Task requirements: Locate each line in the listing below that contains the string "характерных", and copy those lines.

── Data provided

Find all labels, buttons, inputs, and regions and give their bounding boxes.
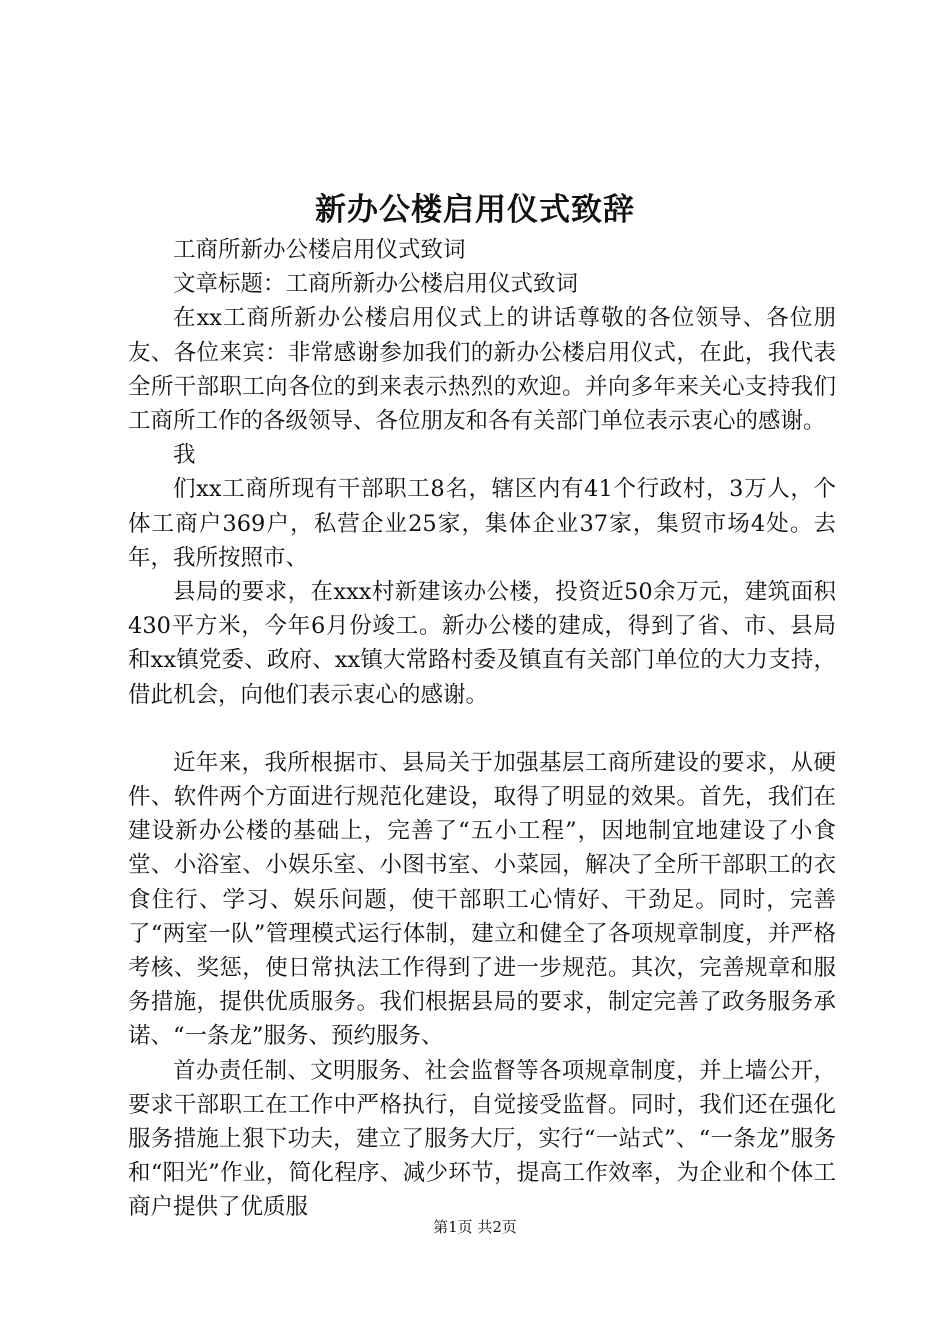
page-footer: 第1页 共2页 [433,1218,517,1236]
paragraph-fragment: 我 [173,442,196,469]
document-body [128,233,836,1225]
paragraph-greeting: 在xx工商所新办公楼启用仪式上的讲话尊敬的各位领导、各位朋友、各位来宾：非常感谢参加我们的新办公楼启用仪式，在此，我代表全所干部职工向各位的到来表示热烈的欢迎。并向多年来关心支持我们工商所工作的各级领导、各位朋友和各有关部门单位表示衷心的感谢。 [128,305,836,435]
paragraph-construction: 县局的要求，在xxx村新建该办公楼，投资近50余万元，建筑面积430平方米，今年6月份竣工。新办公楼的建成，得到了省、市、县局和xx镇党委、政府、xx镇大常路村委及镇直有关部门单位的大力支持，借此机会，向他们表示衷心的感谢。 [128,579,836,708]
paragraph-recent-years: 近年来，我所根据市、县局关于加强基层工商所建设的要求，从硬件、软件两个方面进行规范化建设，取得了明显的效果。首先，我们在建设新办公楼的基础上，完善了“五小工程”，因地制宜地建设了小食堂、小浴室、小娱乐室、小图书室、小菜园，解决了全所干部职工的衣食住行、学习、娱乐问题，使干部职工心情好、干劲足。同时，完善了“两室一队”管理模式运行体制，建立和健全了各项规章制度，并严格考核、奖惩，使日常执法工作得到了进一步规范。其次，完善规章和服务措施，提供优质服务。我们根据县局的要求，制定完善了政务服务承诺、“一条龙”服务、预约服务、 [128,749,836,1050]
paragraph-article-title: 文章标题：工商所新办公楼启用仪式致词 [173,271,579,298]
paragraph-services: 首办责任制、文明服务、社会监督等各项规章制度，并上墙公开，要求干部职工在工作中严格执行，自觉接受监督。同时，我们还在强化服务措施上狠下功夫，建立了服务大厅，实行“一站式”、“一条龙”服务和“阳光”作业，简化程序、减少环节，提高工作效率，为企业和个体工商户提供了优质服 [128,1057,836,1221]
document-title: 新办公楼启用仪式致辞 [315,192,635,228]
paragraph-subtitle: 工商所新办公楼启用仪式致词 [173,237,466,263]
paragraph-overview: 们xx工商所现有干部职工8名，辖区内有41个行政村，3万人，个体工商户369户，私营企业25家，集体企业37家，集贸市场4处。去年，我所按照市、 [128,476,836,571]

────
── Data provided

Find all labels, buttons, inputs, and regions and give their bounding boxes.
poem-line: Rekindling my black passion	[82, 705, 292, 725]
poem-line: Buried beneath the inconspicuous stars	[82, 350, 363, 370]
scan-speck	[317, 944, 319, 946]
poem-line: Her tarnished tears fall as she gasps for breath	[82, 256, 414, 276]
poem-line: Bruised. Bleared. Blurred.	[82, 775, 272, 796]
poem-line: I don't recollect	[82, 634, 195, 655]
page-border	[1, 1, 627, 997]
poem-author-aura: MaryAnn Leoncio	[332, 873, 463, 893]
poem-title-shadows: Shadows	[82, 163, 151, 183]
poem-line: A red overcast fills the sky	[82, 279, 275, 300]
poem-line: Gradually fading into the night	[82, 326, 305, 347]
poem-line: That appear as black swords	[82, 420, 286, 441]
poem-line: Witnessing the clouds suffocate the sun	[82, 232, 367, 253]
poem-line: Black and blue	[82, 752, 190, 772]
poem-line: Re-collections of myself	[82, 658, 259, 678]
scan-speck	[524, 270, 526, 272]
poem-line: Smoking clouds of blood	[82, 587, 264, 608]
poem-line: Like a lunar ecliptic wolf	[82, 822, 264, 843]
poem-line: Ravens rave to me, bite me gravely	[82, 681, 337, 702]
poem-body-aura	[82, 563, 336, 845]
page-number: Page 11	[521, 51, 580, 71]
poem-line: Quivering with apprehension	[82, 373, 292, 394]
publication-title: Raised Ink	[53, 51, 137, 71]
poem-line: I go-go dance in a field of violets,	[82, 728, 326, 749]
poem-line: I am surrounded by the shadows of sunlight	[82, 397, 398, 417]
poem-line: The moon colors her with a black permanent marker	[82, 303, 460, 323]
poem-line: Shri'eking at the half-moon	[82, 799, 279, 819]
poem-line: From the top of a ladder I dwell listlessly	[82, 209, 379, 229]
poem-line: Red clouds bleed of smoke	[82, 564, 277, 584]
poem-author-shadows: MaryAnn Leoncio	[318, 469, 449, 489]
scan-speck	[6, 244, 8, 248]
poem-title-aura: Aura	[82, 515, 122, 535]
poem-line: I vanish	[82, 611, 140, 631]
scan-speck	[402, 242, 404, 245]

────
── Data provided

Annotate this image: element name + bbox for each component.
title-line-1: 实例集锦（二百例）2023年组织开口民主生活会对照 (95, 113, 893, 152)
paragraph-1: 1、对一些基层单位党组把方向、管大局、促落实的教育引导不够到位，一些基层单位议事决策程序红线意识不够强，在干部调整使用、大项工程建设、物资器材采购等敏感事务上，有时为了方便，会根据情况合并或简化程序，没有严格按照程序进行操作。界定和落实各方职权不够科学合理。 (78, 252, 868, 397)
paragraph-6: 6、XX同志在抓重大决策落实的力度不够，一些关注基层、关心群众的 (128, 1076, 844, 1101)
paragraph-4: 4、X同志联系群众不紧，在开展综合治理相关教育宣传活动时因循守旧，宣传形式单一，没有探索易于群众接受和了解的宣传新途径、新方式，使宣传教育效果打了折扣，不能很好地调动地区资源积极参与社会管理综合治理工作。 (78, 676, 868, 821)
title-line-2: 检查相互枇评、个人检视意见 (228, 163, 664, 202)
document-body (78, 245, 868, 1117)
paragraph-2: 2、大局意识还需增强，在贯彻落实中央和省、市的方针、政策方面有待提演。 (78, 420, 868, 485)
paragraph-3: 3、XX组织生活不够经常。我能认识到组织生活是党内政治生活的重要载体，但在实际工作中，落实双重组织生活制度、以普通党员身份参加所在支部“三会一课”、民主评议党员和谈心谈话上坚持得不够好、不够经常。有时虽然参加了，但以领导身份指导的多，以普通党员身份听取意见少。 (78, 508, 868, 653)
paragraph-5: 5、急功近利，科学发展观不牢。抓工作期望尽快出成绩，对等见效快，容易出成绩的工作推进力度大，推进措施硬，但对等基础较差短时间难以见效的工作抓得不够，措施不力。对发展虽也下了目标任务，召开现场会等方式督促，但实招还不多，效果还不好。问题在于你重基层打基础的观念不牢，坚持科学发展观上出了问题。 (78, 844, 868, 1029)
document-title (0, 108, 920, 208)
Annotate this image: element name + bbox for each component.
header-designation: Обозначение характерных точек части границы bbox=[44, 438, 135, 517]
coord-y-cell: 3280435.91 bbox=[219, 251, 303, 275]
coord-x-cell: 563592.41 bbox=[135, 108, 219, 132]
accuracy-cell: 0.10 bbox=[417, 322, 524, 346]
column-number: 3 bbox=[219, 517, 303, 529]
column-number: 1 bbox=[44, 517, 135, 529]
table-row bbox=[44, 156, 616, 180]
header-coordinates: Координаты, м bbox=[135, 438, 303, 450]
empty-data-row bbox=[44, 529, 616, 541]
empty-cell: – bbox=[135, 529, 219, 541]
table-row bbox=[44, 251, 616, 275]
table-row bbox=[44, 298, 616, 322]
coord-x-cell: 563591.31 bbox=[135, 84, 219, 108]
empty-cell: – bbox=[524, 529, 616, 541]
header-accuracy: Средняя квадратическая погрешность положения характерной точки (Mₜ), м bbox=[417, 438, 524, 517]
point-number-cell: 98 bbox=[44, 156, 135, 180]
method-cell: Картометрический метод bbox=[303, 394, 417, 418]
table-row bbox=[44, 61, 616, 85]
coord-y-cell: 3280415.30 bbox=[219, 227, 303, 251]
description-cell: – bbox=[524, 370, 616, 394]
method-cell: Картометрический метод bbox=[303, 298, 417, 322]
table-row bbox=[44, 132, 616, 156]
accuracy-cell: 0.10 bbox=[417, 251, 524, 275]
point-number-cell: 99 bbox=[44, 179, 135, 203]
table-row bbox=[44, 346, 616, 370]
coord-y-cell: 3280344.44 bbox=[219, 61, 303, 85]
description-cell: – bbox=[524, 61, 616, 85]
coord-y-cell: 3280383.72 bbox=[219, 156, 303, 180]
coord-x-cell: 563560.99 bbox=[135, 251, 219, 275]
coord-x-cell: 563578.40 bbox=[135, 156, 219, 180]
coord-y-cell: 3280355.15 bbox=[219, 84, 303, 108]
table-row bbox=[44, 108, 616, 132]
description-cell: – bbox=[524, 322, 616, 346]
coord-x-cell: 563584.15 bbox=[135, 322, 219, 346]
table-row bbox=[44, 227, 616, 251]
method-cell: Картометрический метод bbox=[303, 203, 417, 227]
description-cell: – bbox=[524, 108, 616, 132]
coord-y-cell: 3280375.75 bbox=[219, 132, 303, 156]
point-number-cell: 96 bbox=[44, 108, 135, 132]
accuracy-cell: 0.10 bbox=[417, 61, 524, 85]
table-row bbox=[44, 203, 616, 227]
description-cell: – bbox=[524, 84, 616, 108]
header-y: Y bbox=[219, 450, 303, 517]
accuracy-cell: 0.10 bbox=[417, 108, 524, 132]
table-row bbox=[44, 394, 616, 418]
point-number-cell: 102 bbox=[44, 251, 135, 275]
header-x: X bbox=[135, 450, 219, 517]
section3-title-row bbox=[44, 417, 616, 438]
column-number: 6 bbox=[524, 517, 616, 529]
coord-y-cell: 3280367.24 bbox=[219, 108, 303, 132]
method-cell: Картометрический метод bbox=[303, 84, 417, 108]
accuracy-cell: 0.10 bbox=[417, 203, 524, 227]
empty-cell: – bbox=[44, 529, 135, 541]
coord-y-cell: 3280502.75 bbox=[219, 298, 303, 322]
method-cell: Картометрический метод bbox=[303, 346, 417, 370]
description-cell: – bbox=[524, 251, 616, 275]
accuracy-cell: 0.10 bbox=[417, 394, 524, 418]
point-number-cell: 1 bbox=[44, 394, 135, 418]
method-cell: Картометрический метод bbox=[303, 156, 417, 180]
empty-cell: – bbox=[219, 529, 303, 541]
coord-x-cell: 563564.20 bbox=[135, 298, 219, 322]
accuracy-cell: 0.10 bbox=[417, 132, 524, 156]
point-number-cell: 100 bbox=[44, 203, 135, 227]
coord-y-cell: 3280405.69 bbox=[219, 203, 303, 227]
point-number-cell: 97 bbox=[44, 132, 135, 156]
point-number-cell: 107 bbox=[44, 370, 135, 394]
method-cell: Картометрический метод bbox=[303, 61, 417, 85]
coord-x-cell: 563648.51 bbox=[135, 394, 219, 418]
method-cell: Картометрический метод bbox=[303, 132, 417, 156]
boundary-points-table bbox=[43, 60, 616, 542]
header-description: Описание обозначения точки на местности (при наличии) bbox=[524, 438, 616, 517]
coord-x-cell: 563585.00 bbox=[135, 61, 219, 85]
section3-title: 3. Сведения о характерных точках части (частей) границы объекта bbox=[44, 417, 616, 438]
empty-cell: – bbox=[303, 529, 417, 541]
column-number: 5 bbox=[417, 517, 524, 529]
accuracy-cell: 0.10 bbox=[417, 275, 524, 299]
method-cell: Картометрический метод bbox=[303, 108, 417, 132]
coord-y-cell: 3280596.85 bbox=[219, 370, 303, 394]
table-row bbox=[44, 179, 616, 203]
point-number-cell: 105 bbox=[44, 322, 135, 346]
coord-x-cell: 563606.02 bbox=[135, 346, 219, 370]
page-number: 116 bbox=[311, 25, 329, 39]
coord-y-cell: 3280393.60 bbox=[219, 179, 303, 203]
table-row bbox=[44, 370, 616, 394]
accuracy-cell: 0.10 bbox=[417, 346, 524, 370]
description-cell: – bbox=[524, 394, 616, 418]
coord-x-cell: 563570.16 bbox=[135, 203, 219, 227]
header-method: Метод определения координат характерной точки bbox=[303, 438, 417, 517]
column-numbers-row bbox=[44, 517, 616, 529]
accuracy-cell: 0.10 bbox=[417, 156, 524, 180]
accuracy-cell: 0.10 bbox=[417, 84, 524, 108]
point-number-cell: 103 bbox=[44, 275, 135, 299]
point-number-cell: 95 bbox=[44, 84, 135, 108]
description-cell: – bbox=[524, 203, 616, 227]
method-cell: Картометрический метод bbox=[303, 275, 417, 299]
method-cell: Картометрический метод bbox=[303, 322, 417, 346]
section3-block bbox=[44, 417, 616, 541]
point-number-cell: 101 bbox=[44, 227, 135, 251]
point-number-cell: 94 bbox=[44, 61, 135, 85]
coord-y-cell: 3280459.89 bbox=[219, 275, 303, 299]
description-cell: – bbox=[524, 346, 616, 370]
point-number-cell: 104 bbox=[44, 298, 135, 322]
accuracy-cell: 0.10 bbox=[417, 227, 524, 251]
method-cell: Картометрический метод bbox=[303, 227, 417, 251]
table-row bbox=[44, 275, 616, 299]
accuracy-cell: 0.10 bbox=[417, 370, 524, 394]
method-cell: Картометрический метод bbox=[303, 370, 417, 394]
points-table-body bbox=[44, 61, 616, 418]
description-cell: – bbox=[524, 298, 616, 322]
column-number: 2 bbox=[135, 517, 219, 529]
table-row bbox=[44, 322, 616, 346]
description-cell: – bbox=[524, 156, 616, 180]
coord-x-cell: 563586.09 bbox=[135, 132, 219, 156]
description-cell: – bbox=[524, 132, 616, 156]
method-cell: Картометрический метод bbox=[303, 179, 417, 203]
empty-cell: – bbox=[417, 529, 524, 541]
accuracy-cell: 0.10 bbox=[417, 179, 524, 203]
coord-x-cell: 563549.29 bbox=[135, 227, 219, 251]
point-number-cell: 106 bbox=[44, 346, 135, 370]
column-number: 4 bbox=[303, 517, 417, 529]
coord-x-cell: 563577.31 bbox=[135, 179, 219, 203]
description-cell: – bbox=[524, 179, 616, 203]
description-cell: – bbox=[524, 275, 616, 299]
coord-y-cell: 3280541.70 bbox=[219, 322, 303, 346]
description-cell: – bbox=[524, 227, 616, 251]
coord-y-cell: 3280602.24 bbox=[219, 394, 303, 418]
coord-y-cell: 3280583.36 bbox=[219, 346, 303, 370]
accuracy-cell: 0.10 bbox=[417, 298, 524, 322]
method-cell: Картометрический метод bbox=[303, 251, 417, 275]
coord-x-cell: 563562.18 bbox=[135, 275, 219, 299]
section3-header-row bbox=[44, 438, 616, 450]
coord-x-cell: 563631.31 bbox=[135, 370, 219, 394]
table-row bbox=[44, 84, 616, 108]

────

Correct output:
header-designation: Обозначение характерных точек части границы bbox=[44, 438, 135, 517]
section3-title: 3. Сведения о характерных точках части (частей) границы объекта bbox=[44, 417, 616, 438]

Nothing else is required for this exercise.